-- start GIVEN RECORDS --

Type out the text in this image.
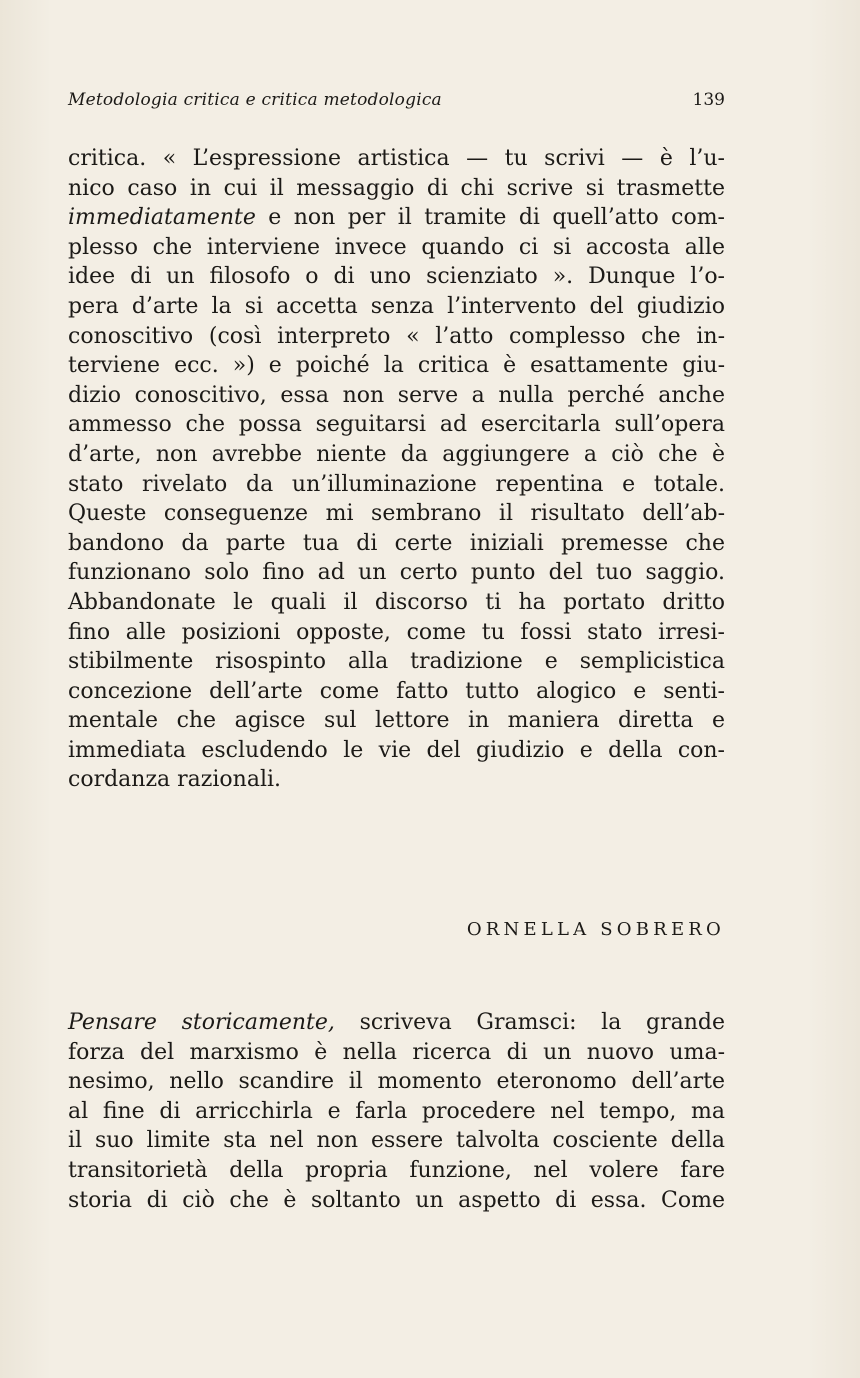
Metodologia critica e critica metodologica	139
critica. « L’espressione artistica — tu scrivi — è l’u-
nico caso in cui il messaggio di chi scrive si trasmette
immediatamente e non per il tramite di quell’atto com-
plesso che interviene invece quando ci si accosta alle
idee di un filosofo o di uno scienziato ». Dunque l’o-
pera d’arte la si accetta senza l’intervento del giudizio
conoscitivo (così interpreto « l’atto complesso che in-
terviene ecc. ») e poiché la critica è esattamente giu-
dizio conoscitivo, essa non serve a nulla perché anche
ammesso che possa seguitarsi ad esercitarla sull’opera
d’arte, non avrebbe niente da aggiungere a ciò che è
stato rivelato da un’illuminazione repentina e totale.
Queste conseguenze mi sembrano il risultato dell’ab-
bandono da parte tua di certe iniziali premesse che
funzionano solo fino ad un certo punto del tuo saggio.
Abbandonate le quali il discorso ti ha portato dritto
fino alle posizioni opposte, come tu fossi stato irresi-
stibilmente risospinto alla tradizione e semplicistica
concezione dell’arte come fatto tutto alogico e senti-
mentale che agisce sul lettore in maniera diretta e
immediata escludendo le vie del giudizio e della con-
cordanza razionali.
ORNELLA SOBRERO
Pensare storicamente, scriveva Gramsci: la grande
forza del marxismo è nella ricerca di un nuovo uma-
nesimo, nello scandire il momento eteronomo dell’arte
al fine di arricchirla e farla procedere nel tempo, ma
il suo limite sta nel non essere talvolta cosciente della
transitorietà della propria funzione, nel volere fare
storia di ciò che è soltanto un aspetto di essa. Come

-- end GIVEN RECORDS --

▸ WHAT IS EXPECTED: Pull out the lines above in which the word "stato" appears.

▸ SOLUTION TO THIS EXERCISE:
stato rivelato da un’illuminazione repentina e totale.
fino alle posizioni opposte, come tu fossi stato irresi-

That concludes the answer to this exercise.